-- start of Materials provided --
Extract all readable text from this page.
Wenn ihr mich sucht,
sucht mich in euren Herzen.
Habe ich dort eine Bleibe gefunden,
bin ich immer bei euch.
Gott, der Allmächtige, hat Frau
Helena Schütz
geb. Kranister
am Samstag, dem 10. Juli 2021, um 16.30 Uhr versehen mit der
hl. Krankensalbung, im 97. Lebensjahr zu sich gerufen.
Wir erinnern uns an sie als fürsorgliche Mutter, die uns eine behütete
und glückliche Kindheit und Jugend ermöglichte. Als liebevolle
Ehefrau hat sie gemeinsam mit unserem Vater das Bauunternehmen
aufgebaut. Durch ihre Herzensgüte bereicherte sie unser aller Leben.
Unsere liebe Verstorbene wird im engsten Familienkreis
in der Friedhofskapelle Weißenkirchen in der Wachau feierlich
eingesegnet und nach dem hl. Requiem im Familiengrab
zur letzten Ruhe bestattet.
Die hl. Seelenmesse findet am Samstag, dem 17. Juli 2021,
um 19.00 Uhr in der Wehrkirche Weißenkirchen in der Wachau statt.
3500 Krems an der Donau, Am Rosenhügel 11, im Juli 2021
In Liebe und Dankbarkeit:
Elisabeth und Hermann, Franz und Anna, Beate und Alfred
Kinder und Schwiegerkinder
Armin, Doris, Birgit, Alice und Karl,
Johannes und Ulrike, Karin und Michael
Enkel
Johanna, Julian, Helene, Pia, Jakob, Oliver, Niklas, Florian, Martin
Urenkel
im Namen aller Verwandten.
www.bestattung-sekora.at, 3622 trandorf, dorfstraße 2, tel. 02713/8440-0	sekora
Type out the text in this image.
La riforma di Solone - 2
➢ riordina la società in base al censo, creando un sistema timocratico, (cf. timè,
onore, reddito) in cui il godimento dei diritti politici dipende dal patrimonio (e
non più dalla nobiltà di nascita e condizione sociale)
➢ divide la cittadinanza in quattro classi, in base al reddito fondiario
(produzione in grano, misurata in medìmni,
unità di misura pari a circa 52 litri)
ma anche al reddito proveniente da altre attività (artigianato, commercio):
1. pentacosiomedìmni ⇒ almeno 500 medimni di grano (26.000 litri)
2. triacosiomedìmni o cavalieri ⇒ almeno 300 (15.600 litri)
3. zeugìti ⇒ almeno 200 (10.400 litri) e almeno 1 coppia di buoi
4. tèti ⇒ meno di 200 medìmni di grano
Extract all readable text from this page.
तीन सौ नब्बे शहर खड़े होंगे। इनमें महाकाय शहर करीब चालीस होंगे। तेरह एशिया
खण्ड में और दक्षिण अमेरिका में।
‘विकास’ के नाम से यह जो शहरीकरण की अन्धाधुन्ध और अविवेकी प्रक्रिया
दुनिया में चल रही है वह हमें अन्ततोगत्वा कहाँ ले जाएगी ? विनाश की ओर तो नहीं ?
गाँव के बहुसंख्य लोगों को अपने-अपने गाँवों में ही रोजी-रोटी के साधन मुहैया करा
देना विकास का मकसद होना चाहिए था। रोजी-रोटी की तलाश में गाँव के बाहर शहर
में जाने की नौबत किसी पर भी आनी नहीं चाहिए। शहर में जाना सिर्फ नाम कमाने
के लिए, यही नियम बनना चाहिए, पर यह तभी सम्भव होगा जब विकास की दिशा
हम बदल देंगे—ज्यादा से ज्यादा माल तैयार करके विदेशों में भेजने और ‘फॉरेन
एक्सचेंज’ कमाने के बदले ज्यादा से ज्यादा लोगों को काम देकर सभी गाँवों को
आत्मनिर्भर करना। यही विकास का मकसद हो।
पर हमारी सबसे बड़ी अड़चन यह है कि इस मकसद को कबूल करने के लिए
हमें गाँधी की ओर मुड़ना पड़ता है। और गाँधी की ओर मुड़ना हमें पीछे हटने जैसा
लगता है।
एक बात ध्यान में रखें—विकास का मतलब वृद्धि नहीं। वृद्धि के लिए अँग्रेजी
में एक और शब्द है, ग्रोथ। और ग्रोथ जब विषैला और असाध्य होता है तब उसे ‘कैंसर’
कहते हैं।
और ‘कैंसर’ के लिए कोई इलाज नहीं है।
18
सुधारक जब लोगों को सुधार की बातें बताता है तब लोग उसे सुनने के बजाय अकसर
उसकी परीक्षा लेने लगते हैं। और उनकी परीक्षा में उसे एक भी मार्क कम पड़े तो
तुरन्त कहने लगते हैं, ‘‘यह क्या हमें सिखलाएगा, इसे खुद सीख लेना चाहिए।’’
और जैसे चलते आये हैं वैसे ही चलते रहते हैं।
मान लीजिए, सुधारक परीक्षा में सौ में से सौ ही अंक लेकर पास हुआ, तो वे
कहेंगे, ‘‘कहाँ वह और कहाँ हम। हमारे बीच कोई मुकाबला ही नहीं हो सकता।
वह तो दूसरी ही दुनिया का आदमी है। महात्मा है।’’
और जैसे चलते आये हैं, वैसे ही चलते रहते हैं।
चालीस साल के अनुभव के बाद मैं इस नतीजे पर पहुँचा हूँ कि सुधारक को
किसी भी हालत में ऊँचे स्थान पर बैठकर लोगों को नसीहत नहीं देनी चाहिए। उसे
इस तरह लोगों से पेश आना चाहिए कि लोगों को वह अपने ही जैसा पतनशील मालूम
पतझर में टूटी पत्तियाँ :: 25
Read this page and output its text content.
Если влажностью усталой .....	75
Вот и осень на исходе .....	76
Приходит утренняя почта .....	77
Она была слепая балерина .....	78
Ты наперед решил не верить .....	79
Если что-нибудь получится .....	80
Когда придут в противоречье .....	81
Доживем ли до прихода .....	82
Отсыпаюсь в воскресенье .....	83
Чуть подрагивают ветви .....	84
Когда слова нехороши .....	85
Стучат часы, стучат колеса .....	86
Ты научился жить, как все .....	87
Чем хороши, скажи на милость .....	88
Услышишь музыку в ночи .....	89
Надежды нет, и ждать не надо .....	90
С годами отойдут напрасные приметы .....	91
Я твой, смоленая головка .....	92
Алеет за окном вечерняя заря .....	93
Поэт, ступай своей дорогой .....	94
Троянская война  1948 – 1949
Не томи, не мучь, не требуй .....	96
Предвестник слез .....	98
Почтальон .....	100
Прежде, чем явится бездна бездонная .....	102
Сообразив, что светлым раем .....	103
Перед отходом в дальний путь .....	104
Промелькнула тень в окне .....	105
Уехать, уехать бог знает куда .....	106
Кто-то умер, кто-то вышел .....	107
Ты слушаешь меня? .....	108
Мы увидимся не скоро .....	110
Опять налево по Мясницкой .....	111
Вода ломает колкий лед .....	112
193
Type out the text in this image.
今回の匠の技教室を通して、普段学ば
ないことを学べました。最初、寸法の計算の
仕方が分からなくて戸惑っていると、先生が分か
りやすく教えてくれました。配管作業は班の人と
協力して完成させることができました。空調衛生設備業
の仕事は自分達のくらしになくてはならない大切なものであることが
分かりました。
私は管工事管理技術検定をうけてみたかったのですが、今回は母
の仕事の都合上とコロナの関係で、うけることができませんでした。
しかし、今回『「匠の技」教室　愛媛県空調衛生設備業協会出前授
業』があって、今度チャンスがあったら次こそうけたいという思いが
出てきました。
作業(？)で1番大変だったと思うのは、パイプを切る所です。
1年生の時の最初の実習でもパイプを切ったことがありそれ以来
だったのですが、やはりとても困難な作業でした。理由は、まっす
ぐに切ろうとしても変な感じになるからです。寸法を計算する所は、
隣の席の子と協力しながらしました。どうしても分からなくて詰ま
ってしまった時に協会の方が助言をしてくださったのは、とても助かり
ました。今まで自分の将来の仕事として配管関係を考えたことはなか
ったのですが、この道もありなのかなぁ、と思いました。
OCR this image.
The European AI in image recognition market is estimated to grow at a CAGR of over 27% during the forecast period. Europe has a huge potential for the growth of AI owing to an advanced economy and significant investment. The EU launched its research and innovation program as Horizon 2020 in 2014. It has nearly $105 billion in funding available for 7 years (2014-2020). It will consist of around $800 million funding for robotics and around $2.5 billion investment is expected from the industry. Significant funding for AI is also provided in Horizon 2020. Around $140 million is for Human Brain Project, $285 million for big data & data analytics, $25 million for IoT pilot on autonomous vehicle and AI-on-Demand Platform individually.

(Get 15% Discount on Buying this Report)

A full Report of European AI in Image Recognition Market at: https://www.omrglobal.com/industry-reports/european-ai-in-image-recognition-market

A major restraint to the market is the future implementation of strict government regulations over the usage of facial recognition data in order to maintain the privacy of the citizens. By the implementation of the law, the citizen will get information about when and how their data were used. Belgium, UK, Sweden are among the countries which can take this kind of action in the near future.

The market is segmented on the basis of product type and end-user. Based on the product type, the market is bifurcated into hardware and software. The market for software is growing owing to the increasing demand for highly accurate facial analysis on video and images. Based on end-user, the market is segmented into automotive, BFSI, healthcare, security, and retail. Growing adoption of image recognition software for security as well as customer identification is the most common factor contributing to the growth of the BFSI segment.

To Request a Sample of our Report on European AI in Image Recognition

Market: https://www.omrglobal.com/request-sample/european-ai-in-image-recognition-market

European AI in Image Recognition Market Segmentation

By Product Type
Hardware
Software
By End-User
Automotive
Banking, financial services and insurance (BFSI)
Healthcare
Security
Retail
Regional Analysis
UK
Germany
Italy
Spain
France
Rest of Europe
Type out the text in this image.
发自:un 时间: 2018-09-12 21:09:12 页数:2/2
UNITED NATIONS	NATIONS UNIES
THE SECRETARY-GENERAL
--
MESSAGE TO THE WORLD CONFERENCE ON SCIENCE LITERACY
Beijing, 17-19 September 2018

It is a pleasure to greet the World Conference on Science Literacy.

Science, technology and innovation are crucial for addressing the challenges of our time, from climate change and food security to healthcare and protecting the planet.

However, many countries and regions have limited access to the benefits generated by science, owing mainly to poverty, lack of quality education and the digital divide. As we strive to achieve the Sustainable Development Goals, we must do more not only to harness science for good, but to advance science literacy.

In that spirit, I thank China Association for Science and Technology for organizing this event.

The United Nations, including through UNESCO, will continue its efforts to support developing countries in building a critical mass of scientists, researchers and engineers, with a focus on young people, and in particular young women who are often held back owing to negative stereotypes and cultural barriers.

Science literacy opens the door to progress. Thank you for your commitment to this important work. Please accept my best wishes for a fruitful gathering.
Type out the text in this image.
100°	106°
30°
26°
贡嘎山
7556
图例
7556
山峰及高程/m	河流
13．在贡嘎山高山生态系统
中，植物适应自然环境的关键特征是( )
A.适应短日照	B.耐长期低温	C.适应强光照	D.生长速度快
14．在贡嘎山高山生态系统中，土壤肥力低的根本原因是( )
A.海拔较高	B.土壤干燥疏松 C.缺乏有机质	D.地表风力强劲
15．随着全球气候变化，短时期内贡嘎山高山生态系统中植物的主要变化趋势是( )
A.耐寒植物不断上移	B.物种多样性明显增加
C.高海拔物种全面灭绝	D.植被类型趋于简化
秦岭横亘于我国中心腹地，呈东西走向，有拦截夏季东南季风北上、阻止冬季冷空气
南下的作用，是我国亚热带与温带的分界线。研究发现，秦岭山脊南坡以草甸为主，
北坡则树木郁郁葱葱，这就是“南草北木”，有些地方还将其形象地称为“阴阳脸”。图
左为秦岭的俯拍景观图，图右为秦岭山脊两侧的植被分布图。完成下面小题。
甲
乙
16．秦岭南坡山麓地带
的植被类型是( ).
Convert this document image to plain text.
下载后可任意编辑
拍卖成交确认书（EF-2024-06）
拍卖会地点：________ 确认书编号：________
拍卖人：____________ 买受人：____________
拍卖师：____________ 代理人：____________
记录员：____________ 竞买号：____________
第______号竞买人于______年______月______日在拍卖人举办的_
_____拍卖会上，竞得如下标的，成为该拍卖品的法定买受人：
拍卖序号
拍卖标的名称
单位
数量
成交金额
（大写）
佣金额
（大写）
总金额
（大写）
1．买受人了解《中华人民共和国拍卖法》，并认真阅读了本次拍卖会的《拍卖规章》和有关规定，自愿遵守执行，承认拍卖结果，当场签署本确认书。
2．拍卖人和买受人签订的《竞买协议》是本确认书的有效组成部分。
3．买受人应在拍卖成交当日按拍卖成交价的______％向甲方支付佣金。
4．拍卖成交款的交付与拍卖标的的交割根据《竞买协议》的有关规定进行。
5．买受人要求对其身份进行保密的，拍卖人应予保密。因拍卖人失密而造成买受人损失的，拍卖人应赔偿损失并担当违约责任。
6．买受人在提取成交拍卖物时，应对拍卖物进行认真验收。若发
-- end of Materials provided --
Directions for this task: Return from the data every line that holds "litri".

Full output:
unità di misura pari a circa 52 litri)
1. pentacosiomedìmni ⇒ almeno 500 medimni di grano (26.000 litri)
2. triacosiomedìmni o cavalieri ⇒ almeno 300 (15.600 litri)
3. zeugìti ⇒ almeno 200 (10.400 litri) e almeno 1 coppia di buoi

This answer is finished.